The exercise :: Every record below should be written out exactly; pictures stay out.

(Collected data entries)
= = = =

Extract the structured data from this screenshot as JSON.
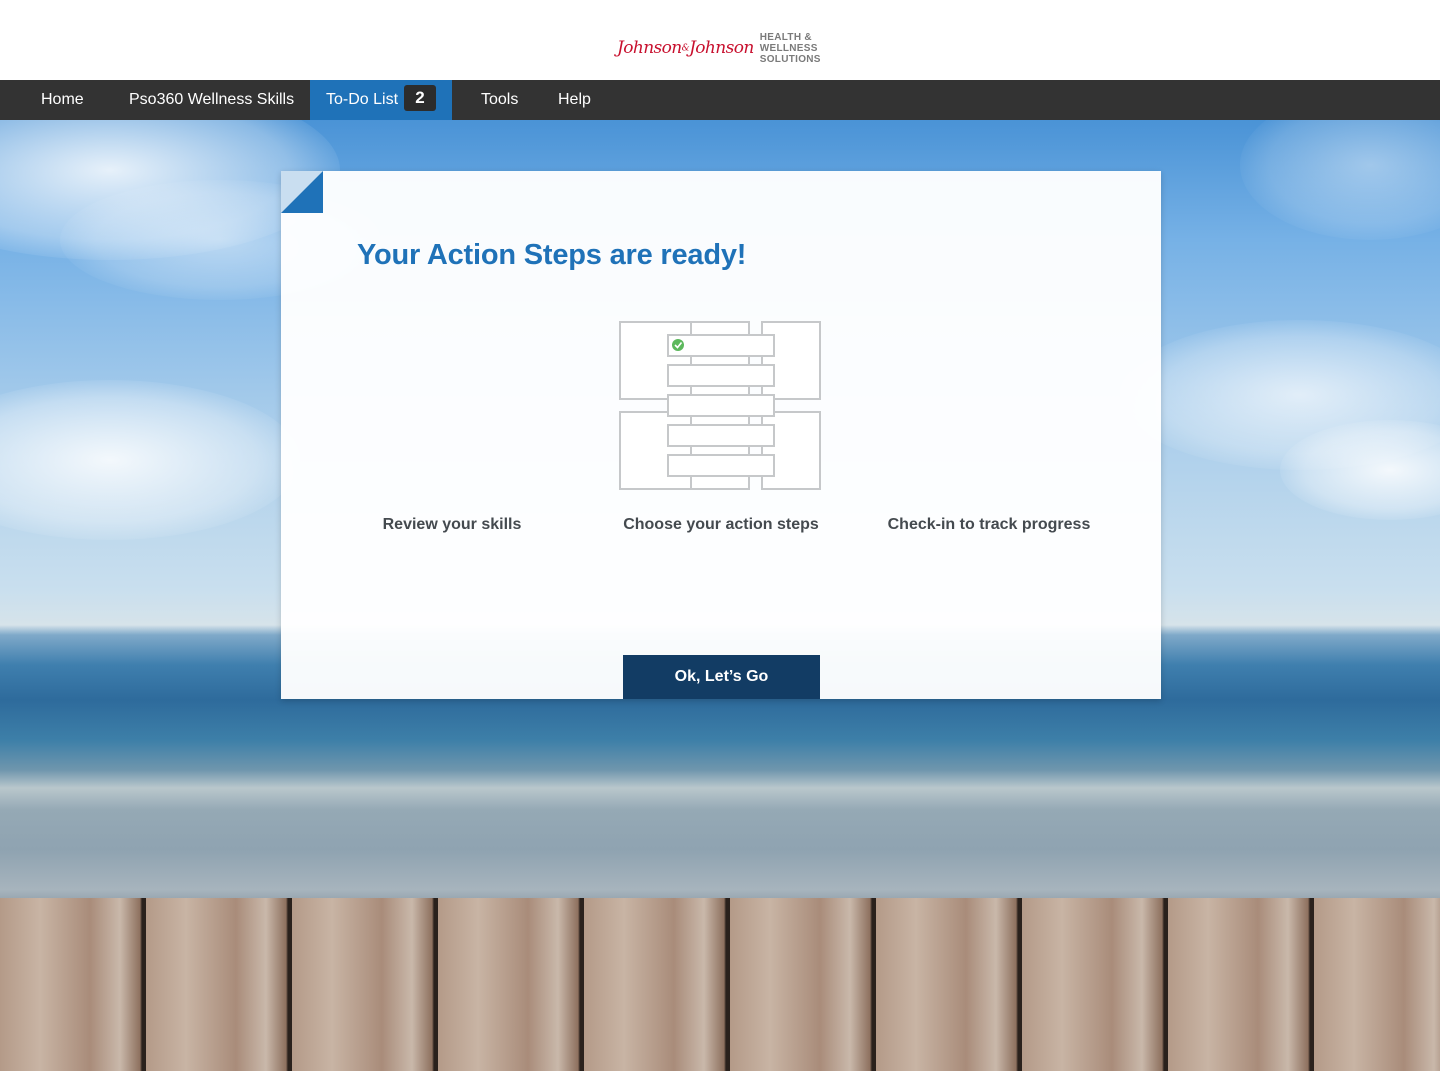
{
  "header": {
    "logo": {
      "script_text_left": "Johnson",
      "script_amp": "&",
      "script_text_right": "Johnson",
      "text_lines": [
        "HEALTH &",
        "WELLNESS",
        "SOLUTIONS"
      ]
    }
  },
  "nav": {
    "items": [
      {
        "label": "Home"
      },
      {
        "label": "Pso360 Wellness Skills"
      },
      {
        "label": "To-Do List",
        "badge": "2",
        "active": true
      },
      {
        "label": "Tools"
      },
      {
        "label": "Help"
      }
    ]
  },
  "modal": {
    "title": "Your Action Steps are ready!",
    "steps": [
      {
        "label": "Review your skills"
      },
      {
        "label": "Choose your action steps"
      },
      {
        "label": "Check-in to track progress"
      }
    ],
    "cta_label": "Ok, Let’s Go"
  },
  "colors": {
    "nav_bg": "#333333",
    "nav_active": "#1f72b8",
    "title": "#1f72b8",
    "cta_bg": "#123c64",
    "brand_red": "#c8102e"
  },
  "icons": {
    "illustration": "action-steps-illustration",
    "check": "check-circle-icon"
  }
}
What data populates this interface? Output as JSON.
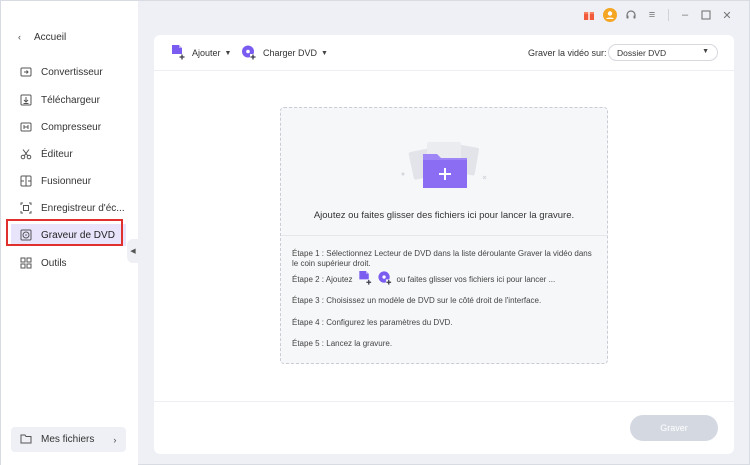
{
  "sidebar": {
    "back_label": "Accueil",
    "items": [
      {
        "label": "Convertisseur",
        "icon": "convert-icon"
      },
      {
        "label": "Téléchargeur",
        "icon": "download-icon"
      },
      {
        "label": "Compresseur",
        "icon": "compress-icon"
      },
      {
        "label": "Éditeur",
        "icon": "scissors-icon"
      },
      {
        "label": "Fusionneur",
        "icon": "merge-icon"
      },
      {
        "label": "Enregistreur d'éc...",
        "icon": "screen-record-icon"
      },
      {
        "label": "Graveur de DVD",
        "icon": "dvd-icon",
        "active": true
      },
      {
        "label": "Outils",
        "icon": "tools-icon"
      }
    ],
    "my_files_label": "Mes fichiers"
  },
  "toolbar": {
    "add_label": "Ajouter",
    "load_dvd_label": "Charger DVD",
    "burn_to_label": "Graver la vidéo sur:",
    "burn_to_value": "Dossier DVD"
  },
  "dropzone": {
    "prompt": "Ajoutez ou faites glisser des fichiers ici pour lancer la gravure.",
    "step1": "Étape 1 : Sélectionnez Lecteur de DVD dans la liste déroulante Graver la vidéo dans le coin supérieur droit.",
    "step2_prefix": "Étape 2 : Ajoutez",
    "step2_suffix": "ou faites glisser vos fichiers ici pour lancer ...",
    "step3": "Étape 3 : Choisissez un modèle de DVD sur le côté droit de l'interface.",
    "step4": "Étape 4 : Configurez les paramètres du DVD.",
    "step5": "Étape 5 : Lancez la gravure."
  },
  "footer": {
    "burn_label": "Graver"
  },
  "colors": {
    "accent": "#7b5cf0",
    "active_bg": "#e7e4fb",
    "highlight": "#e0302e",
    "disabled_button": "#d4d8e1"
  }
}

= = = =

Solution to this problem ::
Extract the structured data from this screenshot as JSON.
{
  "header": {
    "logo": {
      "script_text_left": "Johnson",
      "script_amp": "&",
      "script_text_right": "Johnson",
      "text_lines": [
        "HEALTH &",
        "WELLNESS",
        "SOLUTIONS"
      ]
    }
  },
  "nav": {
    "items": [
      {
        "label": "Home"
      },
      {
        "label": "Pso360 Wellness Skills"
      },
      {
        "label": "To-Do List",
        "badge": "2",
        "active": true
      },
      {
        "label": "Tools"
      },
      {
        "label": "Help"
      }
    ]
  },
  "modal": {
    "title": "Your Action Steps are ready!",
    "steps": [
      {
        "label": "Review your skills"
      },
      {
        "label": "Choose your action steps"
      },
      {
        "label": "Check-in to track progress"
      }
    ],
    "cta_label": "Ok, Let’s Go"
  },
  "colors": {
    "nav_bg": "#333333",
    "nav_active": "#1f72b8",
    "title": "#1f72b8",
    "cta_bg": "#123c64",
    "brand_red": "#c8102e"
  },
  "icons": {
    "illustration": "action-steps-illustration",
    "check": "check-circle-icon"
  }
}
What data populates this interface? Output as JSON.
{
  "sidebar": {
    "back_label": "Accueil",
    "items": [
      {
        "label": "Convertisseur",
        "icon": "convert-icon"
      },
      {
        "label": "Téléchargeur",
        "icon": "download-icon"
      },
      {
        "label": "Compresseur",
        "icon": "compress-icon"
      },
      {
        "label": "Éditeur",
        "icon": "scissors-icon"
      },
      {
        "label": "Fusionneur",
        "icon": "merge-icon"
      },
      {
        "label": "Enregistreur d'éc...",
        "icon": "screen-record-icon"
      },
      {
        "label": "Graveur de DVD",
        "icon": "dvd-icon",
        "active": true
      },
      {
        "label": "Outils",
        "icon": "tools-icon"
      }
    ],
    "my_files_label": "Mes fichiers"
  },
  "toolbar": {
    "add_label": "Ajouter",
    "load_dvd_label": "Charger DVD",
    "burn_to_label": "Graver la vidéo sur:",
    "burn_to_value": "Dossier DVD"
  },
  "dropzone": {
    "prompt": "Ajoutez ou faites glisser des fichiers ici pour lancer la gravure.",
    "step1": "Étape 1 : Sélectionnez Lecteur de DVD dans la liste déroulante Graver la vidéo dans le coin supérieur droit.",
    "step2_prefix": "Étape 2 : Ajoutez",
    "step2_suffix": "ou faites glisser vos fichiers ici pour lancer ...",
    "step3": "Étape 3 : Choisissez un modèle de DVD sur le côté droit de l'interface.",
    "step4": "Étape 4 : Configurez les paramètres du DVD.",
    "step5": "Étape 5 : Lancez la gravure."
  },
  "footer": {
    "burn_label": "Graver"
  },
  "colors": {
    "accent": "#7b5cf0",
    "active_bg": "#e7e4fb",
    "highlight": "#e0302e",
    "disabled_button": "#d4d8e1"
  }
}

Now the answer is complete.